Pull out every line of the listing below where "title" appears.

[Start Materials provided]

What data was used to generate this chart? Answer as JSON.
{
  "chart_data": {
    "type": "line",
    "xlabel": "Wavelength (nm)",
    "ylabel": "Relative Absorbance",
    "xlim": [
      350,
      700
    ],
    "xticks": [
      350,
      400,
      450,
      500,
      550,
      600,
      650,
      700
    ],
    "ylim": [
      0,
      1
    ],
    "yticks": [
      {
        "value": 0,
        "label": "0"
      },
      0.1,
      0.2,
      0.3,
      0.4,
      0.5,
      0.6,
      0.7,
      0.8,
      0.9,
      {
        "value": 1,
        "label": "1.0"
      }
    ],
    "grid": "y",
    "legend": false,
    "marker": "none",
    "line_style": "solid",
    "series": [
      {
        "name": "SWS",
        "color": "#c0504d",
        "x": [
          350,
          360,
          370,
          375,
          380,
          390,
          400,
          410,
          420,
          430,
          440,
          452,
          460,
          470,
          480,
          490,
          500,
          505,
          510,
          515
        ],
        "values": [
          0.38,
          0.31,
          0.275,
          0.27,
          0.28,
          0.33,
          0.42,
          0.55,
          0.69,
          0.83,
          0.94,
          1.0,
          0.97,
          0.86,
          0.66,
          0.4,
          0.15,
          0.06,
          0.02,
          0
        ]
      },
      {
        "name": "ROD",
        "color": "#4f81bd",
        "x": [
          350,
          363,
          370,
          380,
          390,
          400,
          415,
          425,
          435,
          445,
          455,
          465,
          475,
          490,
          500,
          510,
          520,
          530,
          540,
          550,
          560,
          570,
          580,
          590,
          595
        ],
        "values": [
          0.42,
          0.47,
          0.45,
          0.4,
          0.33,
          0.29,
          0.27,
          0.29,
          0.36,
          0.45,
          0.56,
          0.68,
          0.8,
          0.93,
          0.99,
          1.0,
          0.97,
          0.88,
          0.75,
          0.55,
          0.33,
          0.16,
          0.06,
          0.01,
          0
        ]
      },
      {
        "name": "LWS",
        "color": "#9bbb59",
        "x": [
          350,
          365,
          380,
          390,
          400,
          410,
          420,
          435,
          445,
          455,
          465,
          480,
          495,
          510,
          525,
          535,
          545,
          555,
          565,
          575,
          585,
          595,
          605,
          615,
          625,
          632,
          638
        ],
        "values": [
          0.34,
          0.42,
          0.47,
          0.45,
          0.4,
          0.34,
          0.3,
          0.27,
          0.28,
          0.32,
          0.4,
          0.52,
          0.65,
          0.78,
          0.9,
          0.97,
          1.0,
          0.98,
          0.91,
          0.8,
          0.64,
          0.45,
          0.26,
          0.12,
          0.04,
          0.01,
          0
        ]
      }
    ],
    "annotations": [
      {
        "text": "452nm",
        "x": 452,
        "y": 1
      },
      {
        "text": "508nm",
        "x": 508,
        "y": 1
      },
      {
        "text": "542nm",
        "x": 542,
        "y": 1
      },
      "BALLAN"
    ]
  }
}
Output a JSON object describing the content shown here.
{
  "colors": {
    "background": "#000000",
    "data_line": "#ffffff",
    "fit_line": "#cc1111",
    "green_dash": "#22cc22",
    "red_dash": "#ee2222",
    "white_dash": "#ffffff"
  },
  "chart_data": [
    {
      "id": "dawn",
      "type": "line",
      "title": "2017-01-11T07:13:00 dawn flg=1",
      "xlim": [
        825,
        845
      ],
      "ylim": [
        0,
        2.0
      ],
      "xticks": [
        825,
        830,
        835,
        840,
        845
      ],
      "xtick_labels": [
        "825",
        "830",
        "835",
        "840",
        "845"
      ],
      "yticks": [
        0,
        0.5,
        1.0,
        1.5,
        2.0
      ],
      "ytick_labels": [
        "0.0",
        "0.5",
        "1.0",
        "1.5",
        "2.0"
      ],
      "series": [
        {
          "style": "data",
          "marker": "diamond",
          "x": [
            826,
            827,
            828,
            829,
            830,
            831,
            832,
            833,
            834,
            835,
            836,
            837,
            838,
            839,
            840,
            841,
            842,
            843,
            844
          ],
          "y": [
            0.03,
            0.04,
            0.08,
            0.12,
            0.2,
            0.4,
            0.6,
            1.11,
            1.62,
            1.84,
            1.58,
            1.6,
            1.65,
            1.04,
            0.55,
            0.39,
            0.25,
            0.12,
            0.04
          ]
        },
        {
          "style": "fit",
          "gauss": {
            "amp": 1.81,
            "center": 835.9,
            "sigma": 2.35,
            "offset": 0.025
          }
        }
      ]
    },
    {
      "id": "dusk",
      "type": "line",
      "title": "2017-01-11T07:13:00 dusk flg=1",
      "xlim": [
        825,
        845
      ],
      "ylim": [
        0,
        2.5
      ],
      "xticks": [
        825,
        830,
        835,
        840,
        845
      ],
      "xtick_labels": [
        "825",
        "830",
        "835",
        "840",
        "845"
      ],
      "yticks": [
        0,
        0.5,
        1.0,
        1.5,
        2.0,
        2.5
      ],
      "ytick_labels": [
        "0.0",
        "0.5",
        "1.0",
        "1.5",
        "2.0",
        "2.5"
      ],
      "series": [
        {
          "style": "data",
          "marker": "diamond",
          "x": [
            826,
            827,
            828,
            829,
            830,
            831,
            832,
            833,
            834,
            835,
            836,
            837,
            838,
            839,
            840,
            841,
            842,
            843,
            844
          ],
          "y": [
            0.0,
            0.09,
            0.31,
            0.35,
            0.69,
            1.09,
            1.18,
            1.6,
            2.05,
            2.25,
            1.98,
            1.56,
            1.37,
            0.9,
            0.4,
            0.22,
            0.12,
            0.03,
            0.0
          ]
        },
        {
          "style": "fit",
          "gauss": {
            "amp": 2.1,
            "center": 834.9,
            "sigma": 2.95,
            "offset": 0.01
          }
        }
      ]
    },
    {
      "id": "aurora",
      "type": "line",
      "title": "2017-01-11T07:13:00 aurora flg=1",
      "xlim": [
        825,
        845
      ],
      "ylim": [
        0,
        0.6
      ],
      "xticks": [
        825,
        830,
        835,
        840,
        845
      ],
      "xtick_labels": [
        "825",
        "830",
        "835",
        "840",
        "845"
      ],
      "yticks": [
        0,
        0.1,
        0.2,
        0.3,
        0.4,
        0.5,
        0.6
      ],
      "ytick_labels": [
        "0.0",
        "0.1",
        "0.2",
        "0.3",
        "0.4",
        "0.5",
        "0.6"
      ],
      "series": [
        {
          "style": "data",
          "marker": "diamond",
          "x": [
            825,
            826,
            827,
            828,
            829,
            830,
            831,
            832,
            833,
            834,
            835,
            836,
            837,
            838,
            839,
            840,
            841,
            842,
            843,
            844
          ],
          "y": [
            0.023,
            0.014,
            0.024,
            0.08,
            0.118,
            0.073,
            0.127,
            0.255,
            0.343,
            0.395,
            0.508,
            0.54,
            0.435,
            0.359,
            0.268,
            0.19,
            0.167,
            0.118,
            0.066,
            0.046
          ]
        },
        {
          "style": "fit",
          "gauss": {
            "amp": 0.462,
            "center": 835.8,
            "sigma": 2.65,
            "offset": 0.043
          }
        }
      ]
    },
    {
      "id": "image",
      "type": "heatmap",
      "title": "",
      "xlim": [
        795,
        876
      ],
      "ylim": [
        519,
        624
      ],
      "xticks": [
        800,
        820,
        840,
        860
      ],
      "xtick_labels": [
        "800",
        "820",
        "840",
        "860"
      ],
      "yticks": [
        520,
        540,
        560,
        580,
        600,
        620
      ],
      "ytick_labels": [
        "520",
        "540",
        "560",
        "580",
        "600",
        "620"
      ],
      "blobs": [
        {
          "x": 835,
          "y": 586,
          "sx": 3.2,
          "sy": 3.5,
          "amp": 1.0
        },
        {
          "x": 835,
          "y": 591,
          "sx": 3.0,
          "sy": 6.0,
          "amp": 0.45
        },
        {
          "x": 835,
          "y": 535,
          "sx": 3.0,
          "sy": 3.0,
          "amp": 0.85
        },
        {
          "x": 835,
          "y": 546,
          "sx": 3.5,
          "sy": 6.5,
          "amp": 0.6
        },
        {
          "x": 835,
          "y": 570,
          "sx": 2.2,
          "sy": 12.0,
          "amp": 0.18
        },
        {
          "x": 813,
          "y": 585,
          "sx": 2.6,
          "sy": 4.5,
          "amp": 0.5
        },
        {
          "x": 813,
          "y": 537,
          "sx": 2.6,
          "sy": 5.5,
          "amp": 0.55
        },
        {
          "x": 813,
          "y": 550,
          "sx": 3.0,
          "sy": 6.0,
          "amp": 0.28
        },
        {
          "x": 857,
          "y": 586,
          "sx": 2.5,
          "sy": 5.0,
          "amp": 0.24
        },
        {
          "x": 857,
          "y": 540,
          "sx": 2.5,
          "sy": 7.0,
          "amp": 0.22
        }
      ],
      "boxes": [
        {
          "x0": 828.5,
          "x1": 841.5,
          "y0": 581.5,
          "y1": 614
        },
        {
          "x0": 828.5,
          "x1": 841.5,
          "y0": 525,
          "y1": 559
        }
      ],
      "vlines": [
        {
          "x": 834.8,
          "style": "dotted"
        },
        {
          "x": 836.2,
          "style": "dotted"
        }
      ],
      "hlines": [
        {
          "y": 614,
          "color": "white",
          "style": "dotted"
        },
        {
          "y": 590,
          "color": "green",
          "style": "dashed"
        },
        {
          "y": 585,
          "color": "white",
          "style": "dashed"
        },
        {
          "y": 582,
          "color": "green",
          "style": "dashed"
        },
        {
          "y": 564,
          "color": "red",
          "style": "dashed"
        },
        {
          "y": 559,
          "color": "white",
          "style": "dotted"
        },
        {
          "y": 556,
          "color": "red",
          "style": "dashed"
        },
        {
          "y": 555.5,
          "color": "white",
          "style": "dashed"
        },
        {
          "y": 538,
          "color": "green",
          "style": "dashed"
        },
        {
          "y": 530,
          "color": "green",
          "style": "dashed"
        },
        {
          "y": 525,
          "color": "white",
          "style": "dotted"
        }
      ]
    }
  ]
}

[End Materials provided]

▶ _Solution to this task_:
      "title": "2017-01-11T07:13:00 dawn flg=1",
      "title": "2017-01-11T07:13:00 dusk flg=1",
      "title": "2017-01-11T07:13:00 aurora flg=1",
      "title": "",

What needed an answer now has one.